>>>>>
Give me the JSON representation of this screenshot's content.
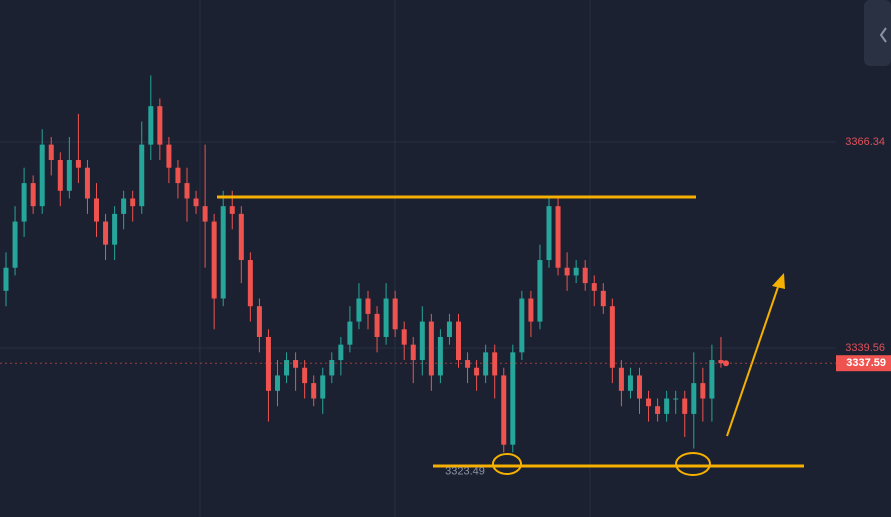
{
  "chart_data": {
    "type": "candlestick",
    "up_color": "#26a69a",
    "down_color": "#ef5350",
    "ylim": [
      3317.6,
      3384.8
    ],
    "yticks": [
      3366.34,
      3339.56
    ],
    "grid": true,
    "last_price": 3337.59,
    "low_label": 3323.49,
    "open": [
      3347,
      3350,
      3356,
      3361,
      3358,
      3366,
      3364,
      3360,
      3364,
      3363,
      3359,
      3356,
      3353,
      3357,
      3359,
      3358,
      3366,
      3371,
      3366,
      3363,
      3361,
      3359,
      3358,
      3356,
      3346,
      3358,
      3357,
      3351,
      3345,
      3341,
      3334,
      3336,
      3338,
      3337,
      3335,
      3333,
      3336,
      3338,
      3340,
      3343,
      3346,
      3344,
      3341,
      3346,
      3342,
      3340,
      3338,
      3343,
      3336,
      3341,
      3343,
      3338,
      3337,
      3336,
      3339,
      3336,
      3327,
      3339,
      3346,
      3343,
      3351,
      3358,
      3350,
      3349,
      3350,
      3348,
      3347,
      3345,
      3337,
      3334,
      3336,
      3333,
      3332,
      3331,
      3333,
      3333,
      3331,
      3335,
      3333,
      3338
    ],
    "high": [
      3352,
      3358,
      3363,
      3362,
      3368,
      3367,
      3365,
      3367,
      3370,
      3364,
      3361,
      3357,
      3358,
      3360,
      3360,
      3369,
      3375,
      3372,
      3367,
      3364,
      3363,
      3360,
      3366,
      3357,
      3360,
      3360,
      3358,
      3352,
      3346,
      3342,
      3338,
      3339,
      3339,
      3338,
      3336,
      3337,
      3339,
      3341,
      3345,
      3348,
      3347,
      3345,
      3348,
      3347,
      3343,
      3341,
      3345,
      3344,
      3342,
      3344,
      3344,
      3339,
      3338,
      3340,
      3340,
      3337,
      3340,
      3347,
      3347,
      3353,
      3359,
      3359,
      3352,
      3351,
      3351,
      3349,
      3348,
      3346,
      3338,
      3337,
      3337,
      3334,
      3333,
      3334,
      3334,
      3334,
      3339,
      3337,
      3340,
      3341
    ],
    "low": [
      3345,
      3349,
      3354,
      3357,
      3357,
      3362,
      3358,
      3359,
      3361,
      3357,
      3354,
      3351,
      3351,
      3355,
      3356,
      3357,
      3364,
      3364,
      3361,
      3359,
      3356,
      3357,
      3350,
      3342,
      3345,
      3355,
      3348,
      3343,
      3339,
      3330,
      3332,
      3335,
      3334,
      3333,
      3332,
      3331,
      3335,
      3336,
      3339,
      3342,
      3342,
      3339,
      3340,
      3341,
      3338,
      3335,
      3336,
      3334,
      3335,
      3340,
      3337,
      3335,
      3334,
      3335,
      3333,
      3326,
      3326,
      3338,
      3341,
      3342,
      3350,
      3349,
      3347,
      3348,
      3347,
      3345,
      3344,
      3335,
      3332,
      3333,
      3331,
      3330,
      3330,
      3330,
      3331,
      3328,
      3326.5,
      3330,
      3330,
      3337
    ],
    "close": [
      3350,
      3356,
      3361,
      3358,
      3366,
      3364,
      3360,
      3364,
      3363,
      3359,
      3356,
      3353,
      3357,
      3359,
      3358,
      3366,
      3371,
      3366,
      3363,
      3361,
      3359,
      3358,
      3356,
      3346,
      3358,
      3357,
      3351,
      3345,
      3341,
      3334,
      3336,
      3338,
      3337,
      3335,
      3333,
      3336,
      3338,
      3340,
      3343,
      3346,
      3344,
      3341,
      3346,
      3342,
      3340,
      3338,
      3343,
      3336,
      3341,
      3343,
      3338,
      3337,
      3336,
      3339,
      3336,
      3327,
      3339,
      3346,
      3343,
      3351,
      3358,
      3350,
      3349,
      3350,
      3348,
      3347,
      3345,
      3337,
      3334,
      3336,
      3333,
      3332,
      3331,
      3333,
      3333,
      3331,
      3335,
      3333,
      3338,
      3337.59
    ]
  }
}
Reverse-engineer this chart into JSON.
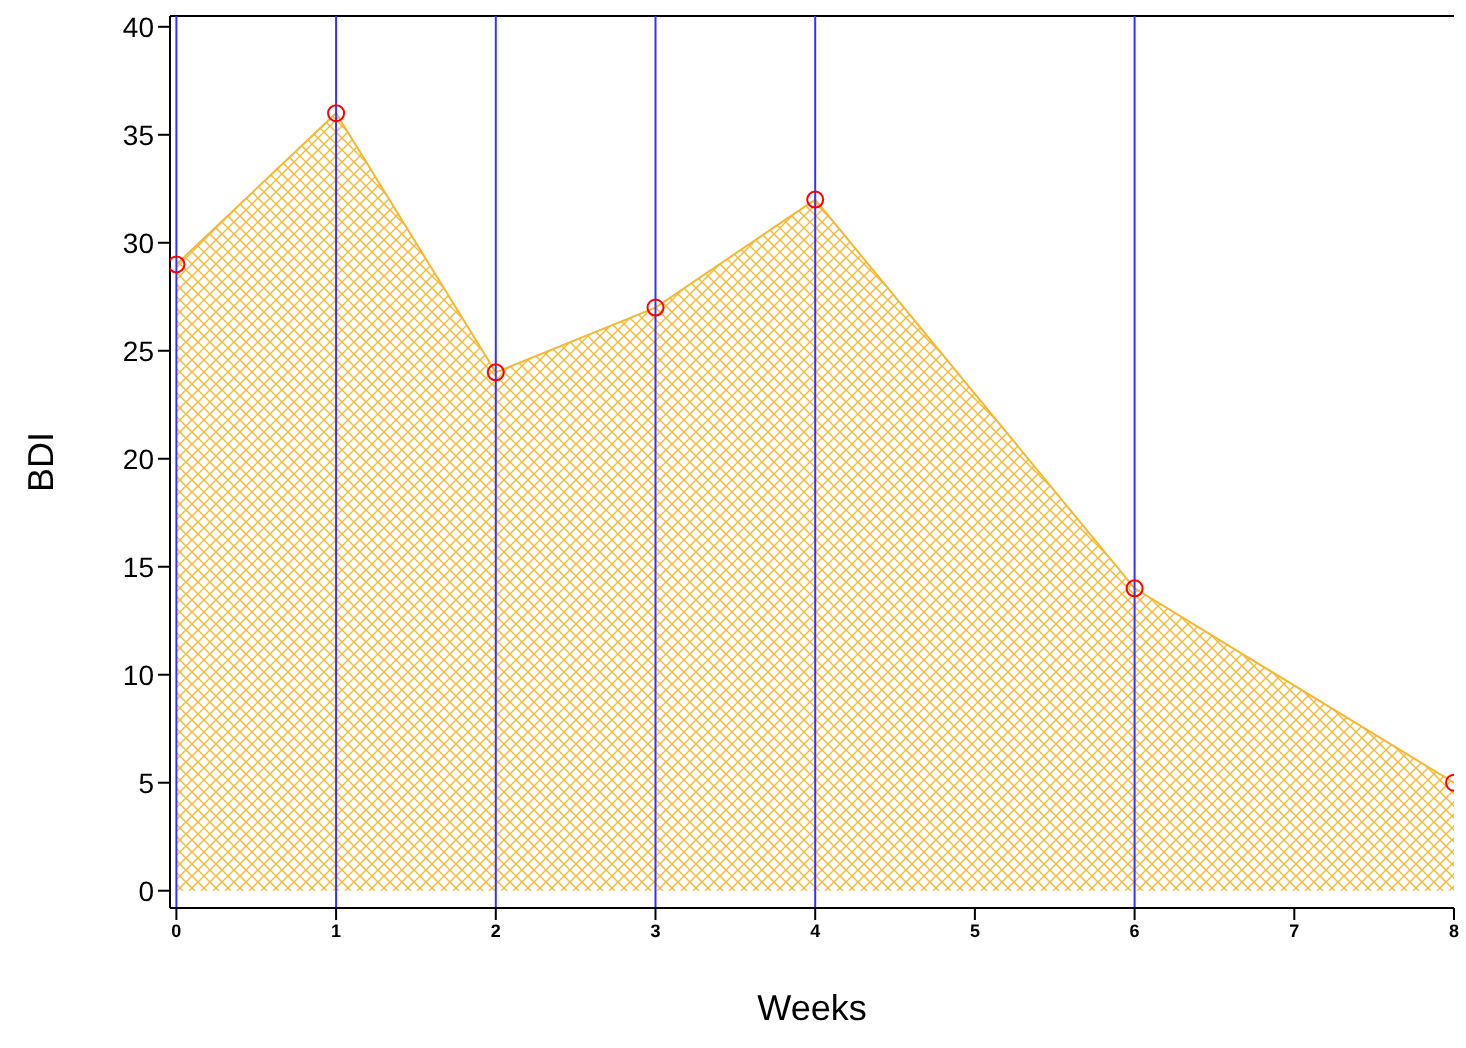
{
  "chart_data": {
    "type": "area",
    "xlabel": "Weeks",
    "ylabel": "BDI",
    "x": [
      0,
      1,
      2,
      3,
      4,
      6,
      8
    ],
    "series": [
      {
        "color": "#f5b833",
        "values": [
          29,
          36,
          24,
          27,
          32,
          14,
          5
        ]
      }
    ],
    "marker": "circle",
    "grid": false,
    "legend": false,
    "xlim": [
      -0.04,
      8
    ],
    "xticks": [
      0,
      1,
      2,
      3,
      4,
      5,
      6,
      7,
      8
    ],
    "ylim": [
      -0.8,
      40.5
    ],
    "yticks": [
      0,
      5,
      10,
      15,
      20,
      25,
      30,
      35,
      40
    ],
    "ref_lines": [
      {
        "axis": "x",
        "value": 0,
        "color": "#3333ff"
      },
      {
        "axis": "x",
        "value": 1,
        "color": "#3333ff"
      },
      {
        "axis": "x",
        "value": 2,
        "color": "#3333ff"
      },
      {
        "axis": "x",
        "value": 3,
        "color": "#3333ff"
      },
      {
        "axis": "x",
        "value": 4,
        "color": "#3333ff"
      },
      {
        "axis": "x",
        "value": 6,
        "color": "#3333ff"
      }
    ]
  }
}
<<<<<
>>>>>
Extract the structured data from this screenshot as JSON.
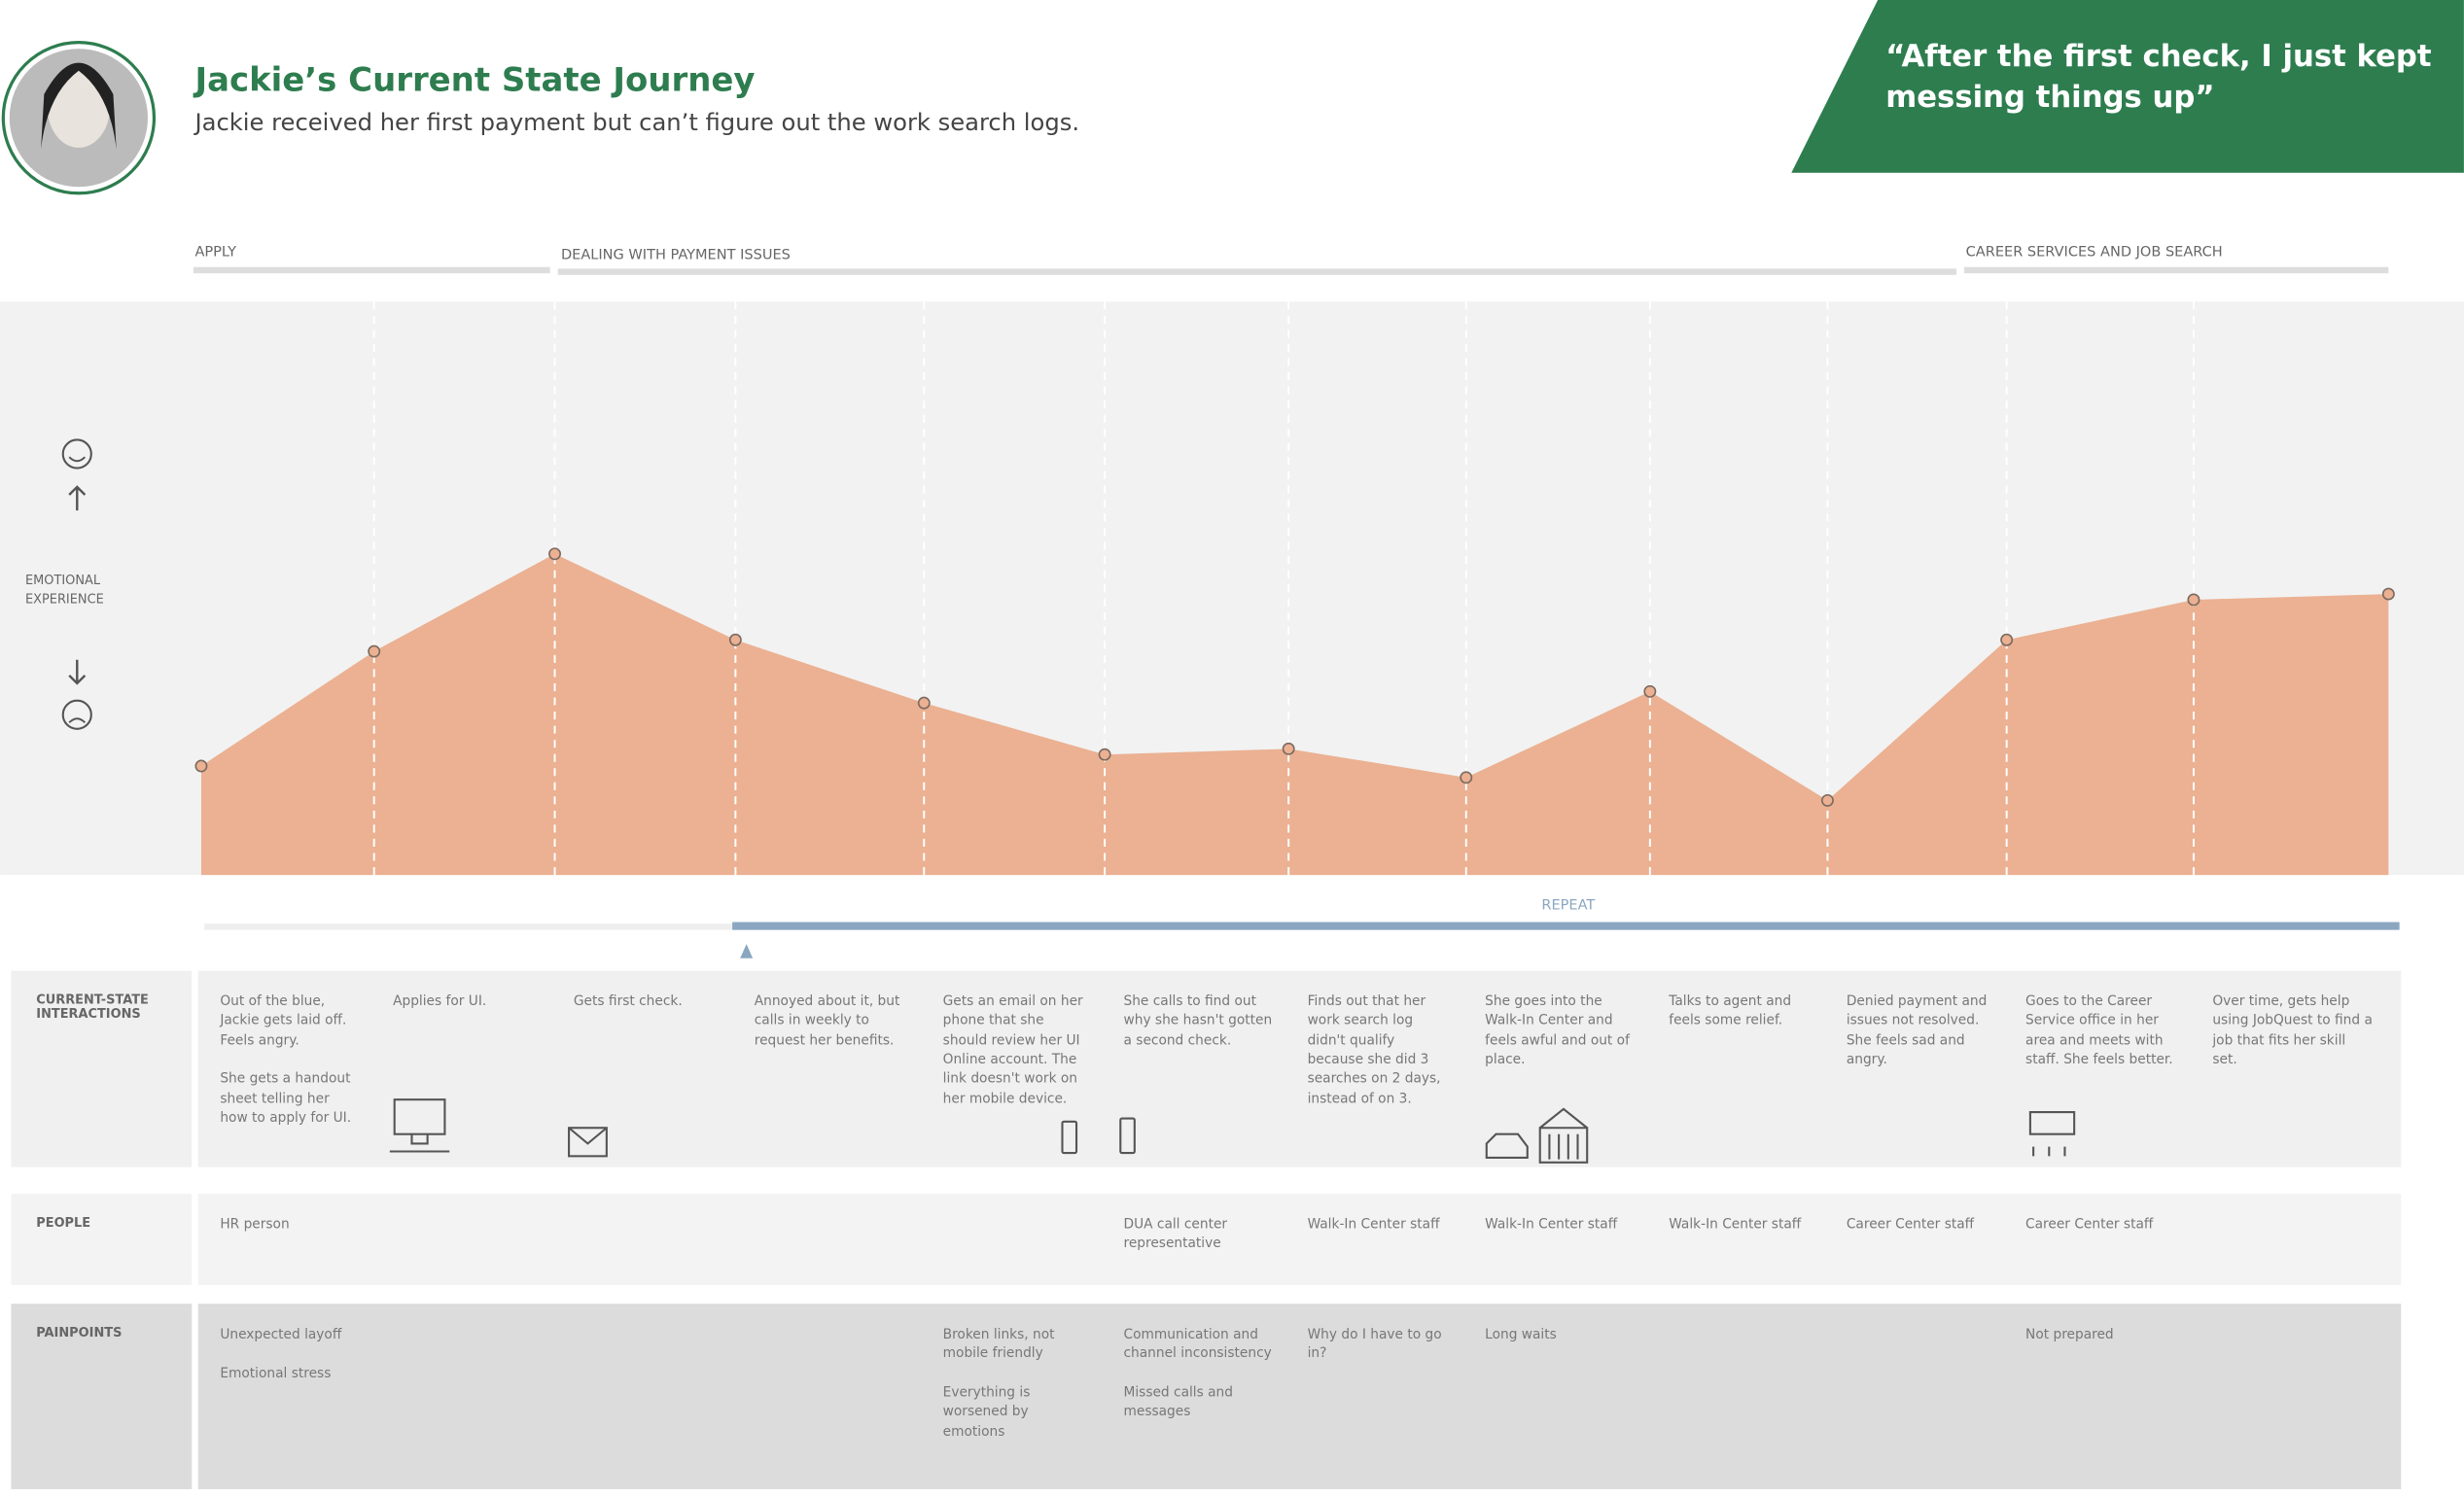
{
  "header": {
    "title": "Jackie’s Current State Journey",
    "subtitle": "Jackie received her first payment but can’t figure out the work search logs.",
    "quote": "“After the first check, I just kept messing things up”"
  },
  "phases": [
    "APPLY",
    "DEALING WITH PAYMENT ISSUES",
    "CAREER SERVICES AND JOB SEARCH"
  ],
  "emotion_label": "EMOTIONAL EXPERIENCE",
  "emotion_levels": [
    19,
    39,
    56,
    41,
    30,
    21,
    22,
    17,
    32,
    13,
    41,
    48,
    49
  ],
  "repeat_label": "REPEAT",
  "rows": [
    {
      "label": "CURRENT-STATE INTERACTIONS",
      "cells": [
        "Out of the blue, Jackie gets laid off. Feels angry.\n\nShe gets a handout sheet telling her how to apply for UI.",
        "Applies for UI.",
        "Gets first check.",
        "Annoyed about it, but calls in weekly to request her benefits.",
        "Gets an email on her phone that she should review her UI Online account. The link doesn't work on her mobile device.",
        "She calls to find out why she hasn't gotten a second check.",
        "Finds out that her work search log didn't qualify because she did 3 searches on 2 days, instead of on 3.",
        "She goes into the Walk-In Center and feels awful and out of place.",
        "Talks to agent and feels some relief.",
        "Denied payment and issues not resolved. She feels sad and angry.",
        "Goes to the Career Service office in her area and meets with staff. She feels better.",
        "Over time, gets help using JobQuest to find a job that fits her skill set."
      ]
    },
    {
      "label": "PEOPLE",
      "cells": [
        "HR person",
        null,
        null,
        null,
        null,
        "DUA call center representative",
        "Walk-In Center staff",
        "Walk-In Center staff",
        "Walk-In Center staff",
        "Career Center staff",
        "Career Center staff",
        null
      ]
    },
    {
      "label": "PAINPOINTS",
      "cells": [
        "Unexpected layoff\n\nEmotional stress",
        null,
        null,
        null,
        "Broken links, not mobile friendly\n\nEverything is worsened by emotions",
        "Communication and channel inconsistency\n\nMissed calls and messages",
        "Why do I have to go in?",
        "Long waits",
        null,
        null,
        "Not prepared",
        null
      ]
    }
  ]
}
<<<<<
Direction:
Go through the listing above and return every line where the word "JSON" occurs.

Output:
Give me the JSON representation of this screenshot's content.
Reverse-engineer this chart into JSON.
Extract the structured data from this screenshot as JSON.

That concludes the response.